Requirements: Your task is to repeat the entries underneath exactly, minus the pictures.

* * * * * * *

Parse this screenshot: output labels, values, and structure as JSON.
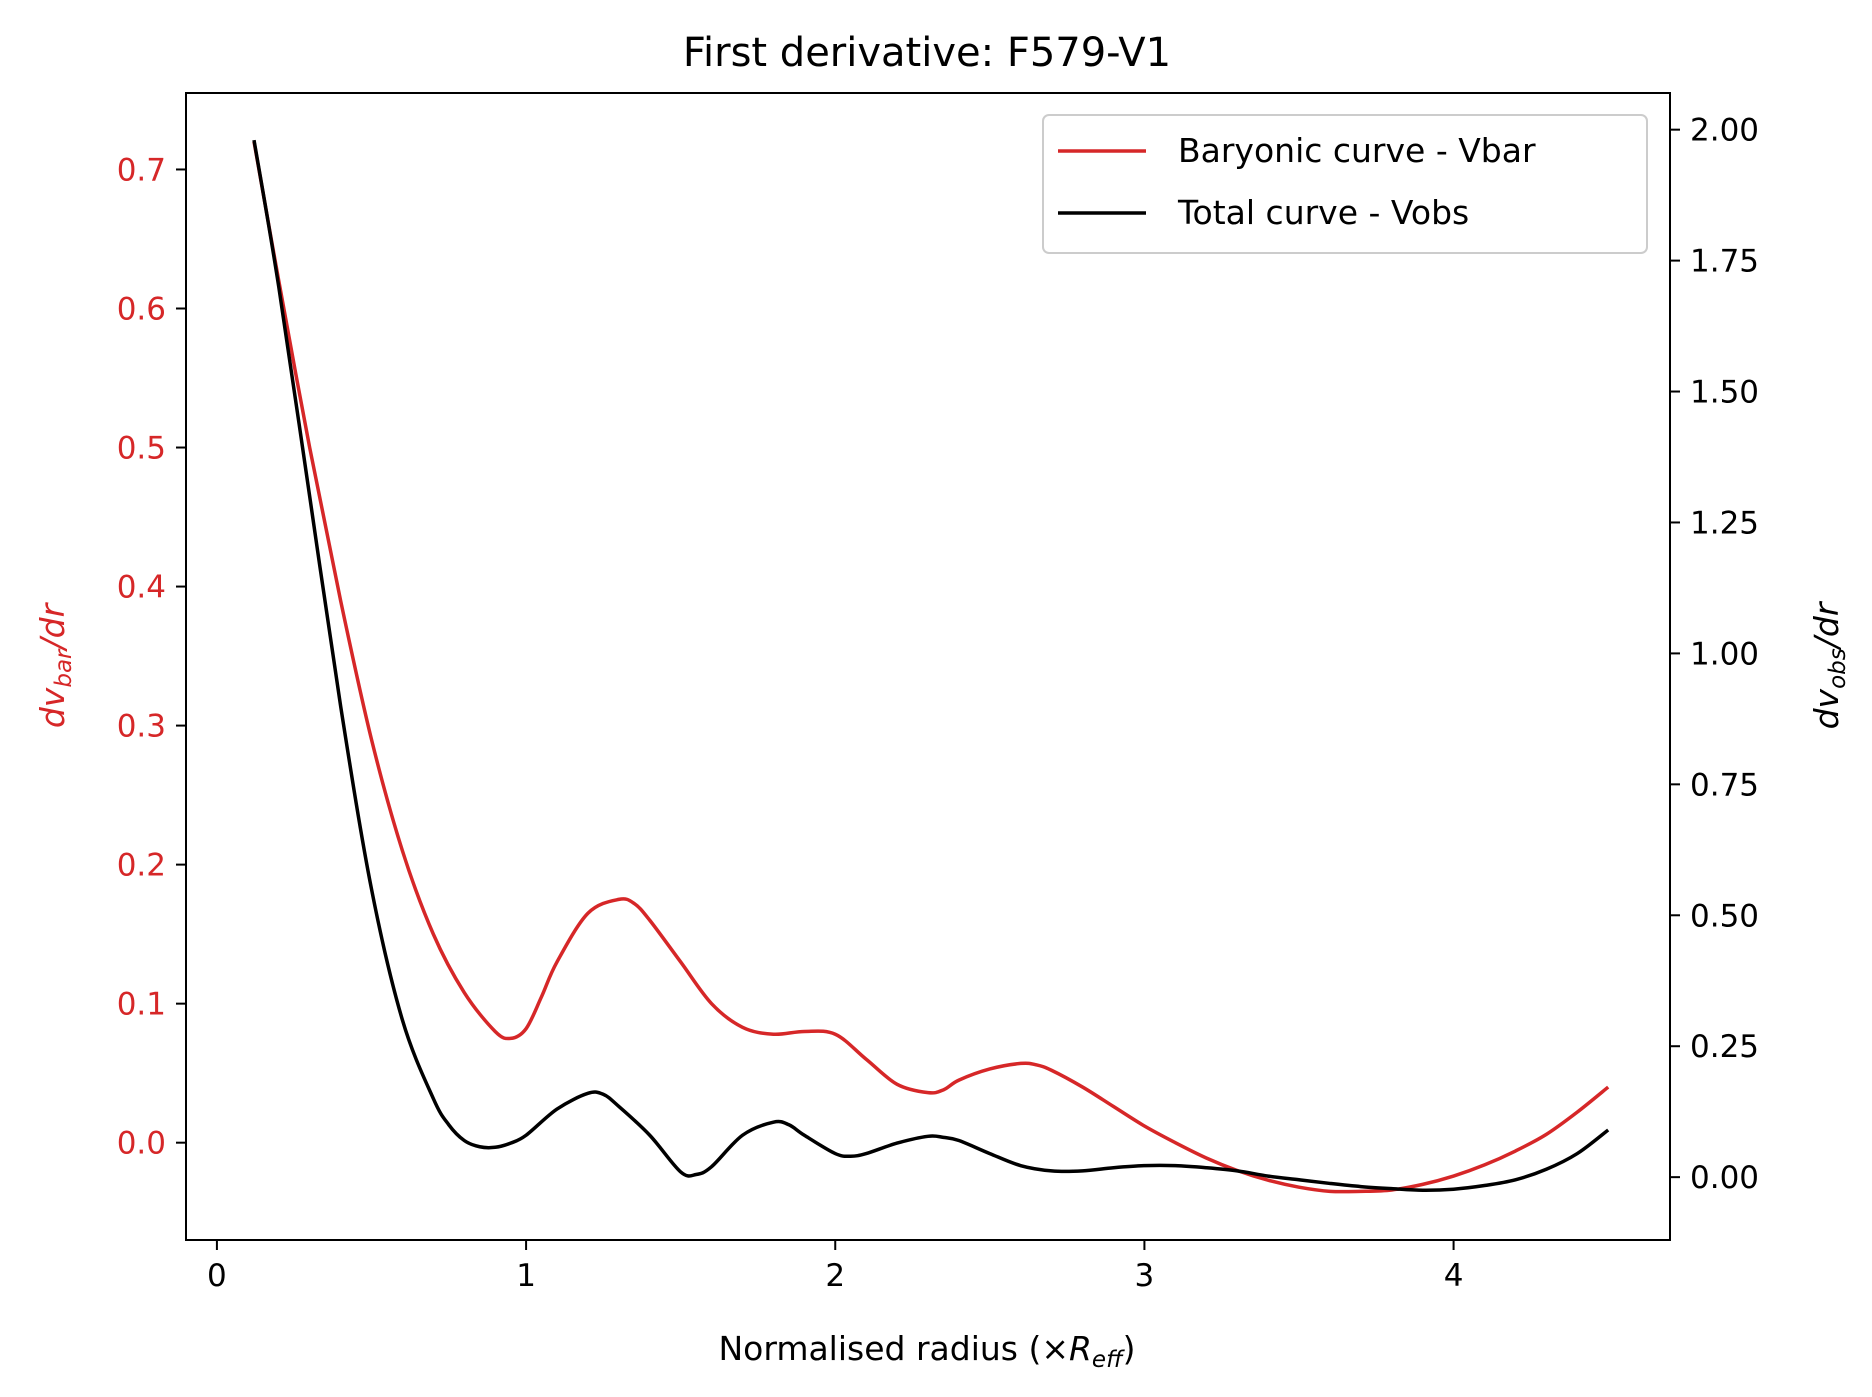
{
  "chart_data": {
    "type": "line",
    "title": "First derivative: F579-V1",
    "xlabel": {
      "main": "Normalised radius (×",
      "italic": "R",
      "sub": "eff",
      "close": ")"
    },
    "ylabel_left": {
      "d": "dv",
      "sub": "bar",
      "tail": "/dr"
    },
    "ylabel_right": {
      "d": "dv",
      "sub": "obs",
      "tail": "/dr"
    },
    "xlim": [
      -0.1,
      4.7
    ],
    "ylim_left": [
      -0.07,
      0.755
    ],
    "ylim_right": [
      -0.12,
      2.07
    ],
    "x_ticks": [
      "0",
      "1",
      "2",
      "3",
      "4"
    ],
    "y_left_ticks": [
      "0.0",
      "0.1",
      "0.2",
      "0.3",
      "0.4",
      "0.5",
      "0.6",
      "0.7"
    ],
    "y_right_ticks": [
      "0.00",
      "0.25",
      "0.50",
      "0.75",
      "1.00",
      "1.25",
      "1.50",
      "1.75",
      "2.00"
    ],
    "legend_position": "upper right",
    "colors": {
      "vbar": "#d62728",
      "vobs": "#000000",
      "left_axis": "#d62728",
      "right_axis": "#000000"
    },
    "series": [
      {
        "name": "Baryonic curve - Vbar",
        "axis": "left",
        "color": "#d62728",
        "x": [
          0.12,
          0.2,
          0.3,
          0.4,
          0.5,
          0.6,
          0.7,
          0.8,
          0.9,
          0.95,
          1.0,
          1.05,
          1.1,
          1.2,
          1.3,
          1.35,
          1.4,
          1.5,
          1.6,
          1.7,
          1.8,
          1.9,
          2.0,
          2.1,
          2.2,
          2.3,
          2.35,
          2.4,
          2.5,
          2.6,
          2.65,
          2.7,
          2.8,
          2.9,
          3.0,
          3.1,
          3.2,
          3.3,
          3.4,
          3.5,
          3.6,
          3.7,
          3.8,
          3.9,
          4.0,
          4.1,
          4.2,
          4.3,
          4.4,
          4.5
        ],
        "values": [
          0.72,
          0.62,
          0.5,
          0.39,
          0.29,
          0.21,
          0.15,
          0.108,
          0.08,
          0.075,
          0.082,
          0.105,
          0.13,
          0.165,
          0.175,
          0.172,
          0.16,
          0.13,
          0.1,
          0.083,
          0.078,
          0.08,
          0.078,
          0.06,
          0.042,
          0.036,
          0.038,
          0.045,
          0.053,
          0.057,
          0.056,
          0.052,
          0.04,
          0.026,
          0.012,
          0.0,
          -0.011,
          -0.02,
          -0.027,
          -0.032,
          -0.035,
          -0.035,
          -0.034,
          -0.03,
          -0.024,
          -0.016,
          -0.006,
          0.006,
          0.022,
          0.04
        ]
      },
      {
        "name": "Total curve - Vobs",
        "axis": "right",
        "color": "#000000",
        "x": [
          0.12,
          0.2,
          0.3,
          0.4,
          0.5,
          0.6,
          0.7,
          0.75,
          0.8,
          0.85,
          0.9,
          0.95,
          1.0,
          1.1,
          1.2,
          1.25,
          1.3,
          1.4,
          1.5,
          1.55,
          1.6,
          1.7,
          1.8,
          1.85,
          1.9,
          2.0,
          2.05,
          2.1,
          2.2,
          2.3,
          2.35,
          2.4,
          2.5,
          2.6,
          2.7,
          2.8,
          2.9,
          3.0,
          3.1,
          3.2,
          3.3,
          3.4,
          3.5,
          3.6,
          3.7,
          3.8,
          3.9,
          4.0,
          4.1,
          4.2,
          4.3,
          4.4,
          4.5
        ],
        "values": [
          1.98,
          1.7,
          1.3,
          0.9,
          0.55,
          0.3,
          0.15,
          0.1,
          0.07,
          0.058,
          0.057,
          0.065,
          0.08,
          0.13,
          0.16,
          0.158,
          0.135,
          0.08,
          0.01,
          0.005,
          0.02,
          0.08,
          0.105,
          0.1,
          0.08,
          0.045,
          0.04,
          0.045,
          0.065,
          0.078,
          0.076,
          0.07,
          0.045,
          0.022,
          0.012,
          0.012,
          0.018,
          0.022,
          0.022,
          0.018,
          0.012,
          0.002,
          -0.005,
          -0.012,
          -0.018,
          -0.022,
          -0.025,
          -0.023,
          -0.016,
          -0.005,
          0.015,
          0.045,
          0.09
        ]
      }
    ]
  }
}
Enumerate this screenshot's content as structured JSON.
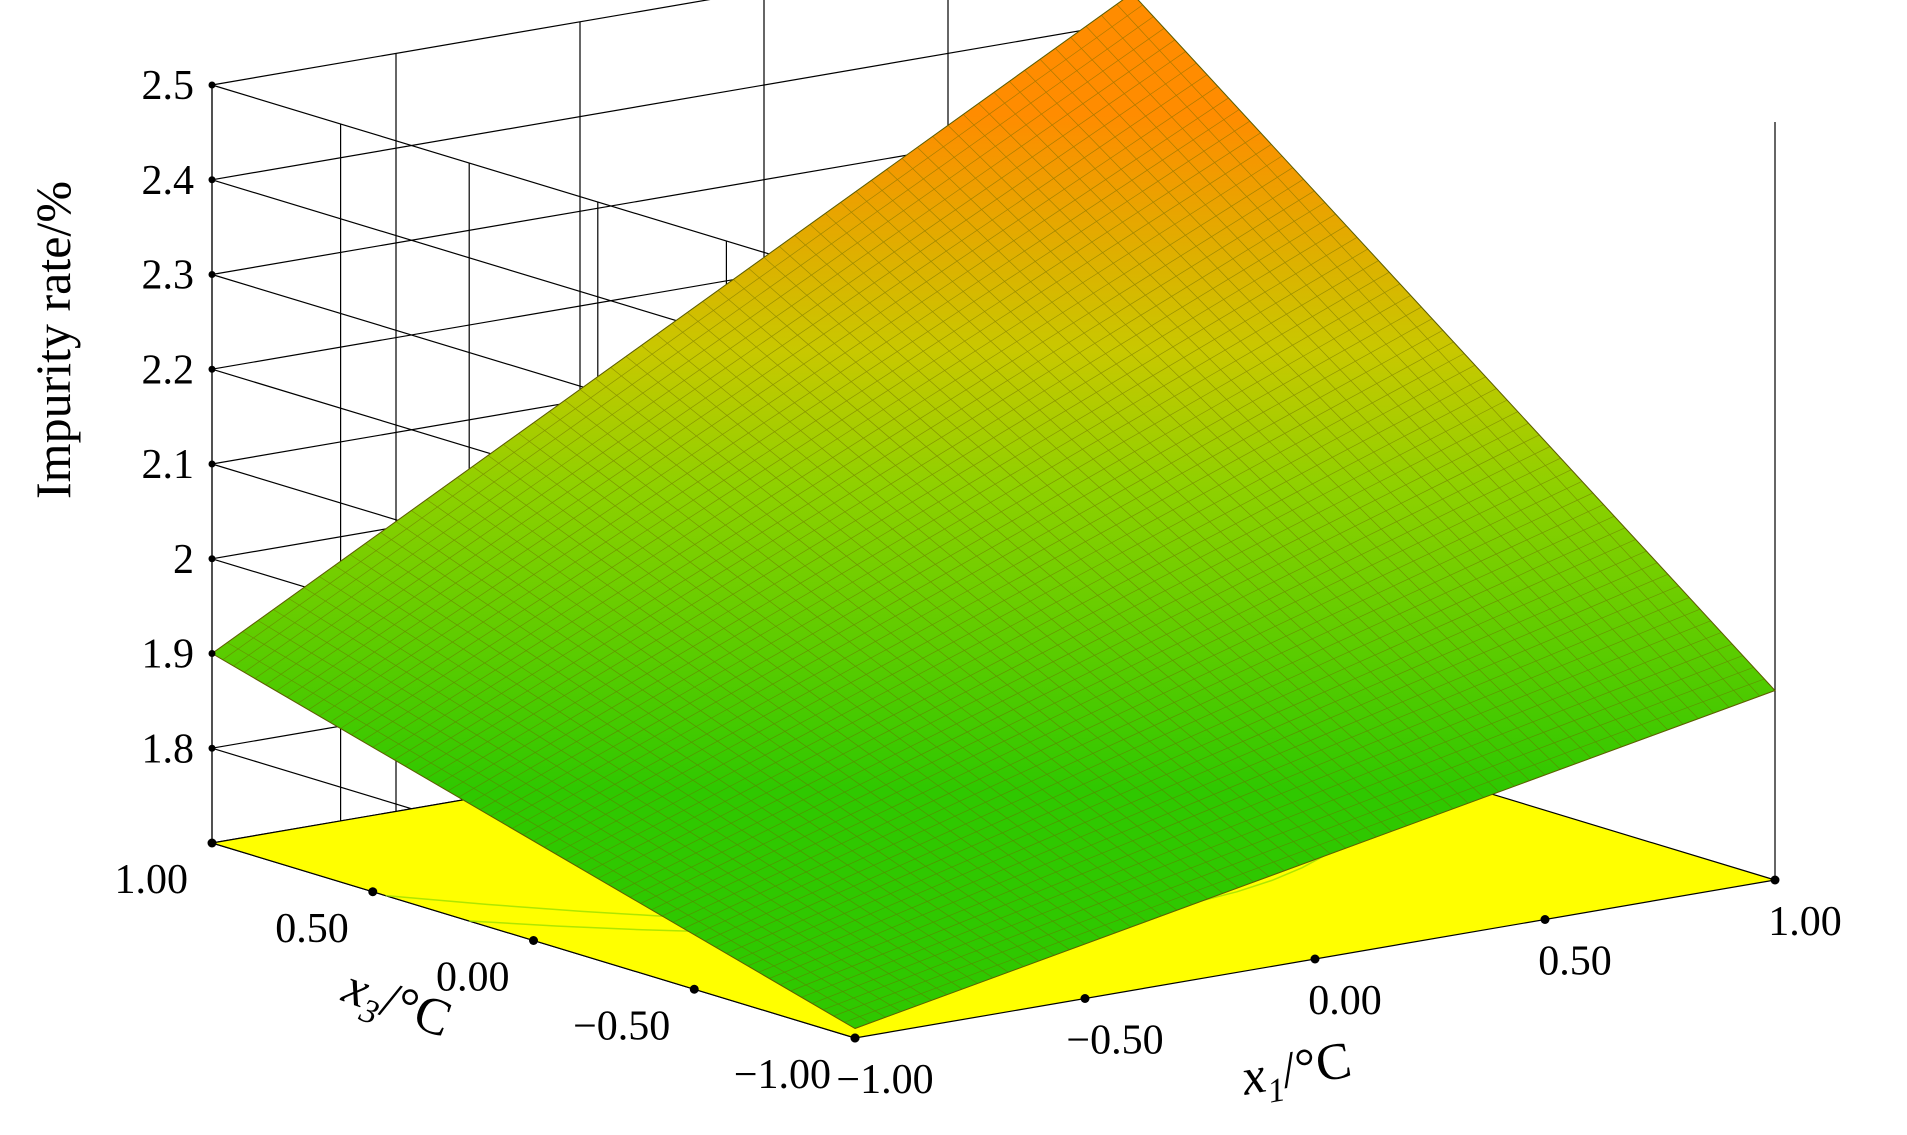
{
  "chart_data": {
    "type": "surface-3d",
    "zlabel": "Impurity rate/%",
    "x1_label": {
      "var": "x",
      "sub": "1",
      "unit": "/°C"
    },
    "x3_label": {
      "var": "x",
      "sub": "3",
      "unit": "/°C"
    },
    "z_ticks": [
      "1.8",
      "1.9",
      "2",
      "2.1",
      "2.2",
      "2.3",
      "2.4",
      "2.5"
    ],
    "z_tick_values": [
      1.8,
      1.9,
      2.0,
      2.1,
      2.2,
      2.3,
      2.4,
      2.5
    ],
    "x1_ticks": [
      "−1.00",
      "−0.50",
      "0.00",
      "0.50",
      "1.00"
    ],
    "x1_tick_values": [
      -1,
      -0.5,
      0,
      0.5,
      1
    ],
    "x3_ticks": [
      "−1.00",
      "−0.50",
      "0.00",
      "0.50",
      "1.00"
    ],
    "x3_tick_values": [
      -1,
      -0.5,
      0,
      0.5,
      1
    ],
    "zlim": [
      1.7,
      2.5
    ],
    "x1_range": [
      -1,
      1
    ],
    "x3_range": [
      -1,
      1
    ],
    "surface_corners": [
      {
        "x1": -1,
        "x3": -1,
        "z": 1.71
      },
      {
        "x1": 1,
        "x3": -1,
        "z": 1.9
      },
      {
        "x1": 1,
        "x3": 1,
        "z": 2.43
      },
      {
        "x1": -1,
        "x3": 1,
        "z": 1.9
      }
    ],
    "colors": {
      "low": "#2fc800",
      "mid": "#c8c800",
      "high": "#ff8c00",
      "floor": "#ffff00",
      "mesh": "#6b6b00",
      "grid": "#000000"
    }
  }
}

* * * * * * *

Result of the exercise:
Parse this screenshot: output labels, values, and structure as JSON.
{
  "chart_data": {
    "type": "line",
    "title": "First derivative: F579-V1",
    "xlabel": {
      "main": "Normalised radius (×",
      "italic": "R",
      "sub": "eff",
      "close": ")"
    },
    "ylabel_left": {
      "d": "dv",
      "sub": "bar",
      "tail": "/dr"
    },
    "ylabel_right": {
      "d": "dv",
      "sub": "obs",
      "tail": "/dr"
    },
    "xlim": [
      -0.1,
      4.7
    ],
    "ylim_left": [
      -0.07,
      0.755
    ],
    "ylim_right": [
      -0.12,
      2.07
    ],
    "x_ticks": [
      "0",
      "1",
      "2",
      "3",
      "4"
    ],
    "y_left_ticks": [
      "0.0",
      "0.1",
      "0.2",
      "0.3",
      "0.4",
      "0.5",
      "0.6",
      "0.7"
    ],
    "y_right_ticks": [
      "0.00",
      "0.25",
      "0.50",
      "0.75",
      "1.00",
      "1.25",
      "1.50",
      "1.75",
      "2.00"
    ],
    "legend_position": "upper right",
    "colors": {
      "vbar": "#d62728",
      "vobs": "#000000",
      "left_axis": "#d62728",
      "right_axis": "#000000"
    },
    "series": [
      {
        "name": "Baryonic curve - Vbar",
        "axis": "left",
        "color": "#d62728",
        "x": [
          0.12,
          0.2,
          0.3,
          0.4,
          0.5,
          0.6,
          0.7,
          0.8,
          0.9,
          0.95,
          1.0,
          1.05,
          1.1,
          1.2,
          1.3,
          1.35,
          1.4,
          1.5,
          1.6,
          1.7,
          1.8,
          1.9,
          2.0,
          2.1,
          2.2,
          2.3,
          2.35,
          2.4,
          2.5,
          2.6,
          2.65,
          2.7,
          2.8,
          2.9,
          3.0,
          3.1,
          3.2,
          3.3,
          3.4,
          3.5,
          3.6,
          3.7,
          3.8,
          3.9,
          4.0,
          4.1,
          4.2,
          4.3,
          4.4,
          4.5
        ],
        "values": [
          0.72,
          0.62,
          0.5,
          0.39,
          0.29,
          0.21,
          0.15,
          0.108,
          0.08,
          0.075,
          0.082,
          0.105,
          0.13,
          0.165,
          0.175,
          0.172,
          0.16,
          0.13,
          0.1,
          0.083,
          0.078,
          0.08,
          0.078,
          0.06,
          0.042,
          0.036,
          0.038,
          0.045,
          0.053,
          0.057,
          0.056,
          0.052,
          0.04,
          0.026,
          0.012,
          0.0,
          -0.011,
          -0.02,
          -0.027,
          -0.032,
          -0.035,
          -0.035,
          -0.034,
          -0.03,
          -0.024,
          -0.016,
          -0.006,
          0.006,
          0.022,
          0.04
        ]
      },
      {
        "name": "Total curve - Vobs",
        "axis": "right",
        "color": "#000000",
        "x": [
          0.12,
          0.2,
          0.3,
          0.4,
          0.5,
          0.6,
          0.7,
          0.75,
          0.8,
          0.85,
          0.9,
          0.95,
          1.0,
          1.1,
          1.2,
          1.25,
          1.3,
          1.4,
          1.5,
          1.55,
          1.6,
          1.7,
          1.8,
          1.85,
          1.9,
          2.0,
          2.05,
          2.1,
          2.2,
          2.3,
          2.35,
          2.4,
          2.5,
          2.6,
          2.7,
          2.8,
          2.9,
          3.0,
          3.1,
          3.2,
          3.3,
          3.4,
          3.5,
          3.6,
          3.7,
          3.8,
          3.9,
          4.0,
          4.1,
          4.2,
          4.3,
          4.4,
          4.5
        ],
        "values": [
          1.98,
          1.7,
          1.3,
          0.9,
          0.55,
          0.3,
          0.15,
          0.1,
          0.07,
          0.058,
          0.057,
          0.065,
          0.08,
          0.13,
          0.16,
          0.158,
          0.135,
          0.08,
          0.01,
          0.005,
          0.02,
          0.08,
          0.105,
          0.1,
          0.08,
          0.045,
          0.04,
          0.045,
          0.065,
          0.078,
          0.076,
          0.07,
          0.045,
          0.022,
          0.012,
          0.012,
          0.018,
          0.022,
          0.022,
          0.018,
          0.012,
          0.002,
          -0.005,
          -0.012,
          -0.018,
          -0.022,
          -0.025,
          -0.023,
          -0.016,
          -0.005,
          0.015,
          0.045,
          0.09
        ]
      }
    ]
  }
}
Enumerate this screenshot's content as structured JSON.
{
  "chart_data": {
    "type": "surface-3d",
    "zlabel": "Impurity rate/%",
    "x1_label": {
      "var": "x",
      "sub": "1",
      "unit": "/°C"
    },
    "x3_label": {
      "var": "x",
      "sub": "3",
      "unit": "/°C"
    },
    "z_ticks": [
      "1.8",
      "1.9",
      "2",
      "2.1",
      "2.2",
      "2.3",
      "2.4",
      "2.5"
    ],
    "z_tick_values": [
      1.8,
      1.9,
      2.0,
      2.1,
      2.2,
      2.3,
      2.4,
      2.5
    ],
    "x1_ticks": [
      "−1.00",
      "−0.50",
      "0.00",
      "0.50",
      "1.00"
    ],
    "x1_tick_values": [
      -1,
      -0.5,
      0,
      0.5,
      1
    ],
    "x3_ticks": [
      "−1.00",
      "−0.50",
      "0.00",
      "0.50",
      "1.00"
    ],
    "x3_tick_values": [
      -1,
      -0.5,
      0,
      0.5,
      1
    ],
    "zlim": [
      1.7,
      2.5
    ],
    "x1_range": [
      -1,
      1
    ],
    "x3_range": [
      -1,
      1
    ],
    "surface_corners": [
      {
        "x1": -1,
        "x3": -1,
        "z": 1.71
      },
      {
        "x1": 1,
        "x3": -1,
        "z": 1.9
      },
      {
        "x1": 1,
        "x3": 1,
        "z": 2.43
      },
      {
        "x1": -1,
        "x3": 1,
        "z": 1.9
      }
    ],
    "colors": {
      "low": "#2fc800",
      "mid": "#c8c800",
      "high": "#ff8c00",
      "floor": "#ffff00",
      "mesh": "#6b6b00",
      "grid": "#000000"
    }
  }
}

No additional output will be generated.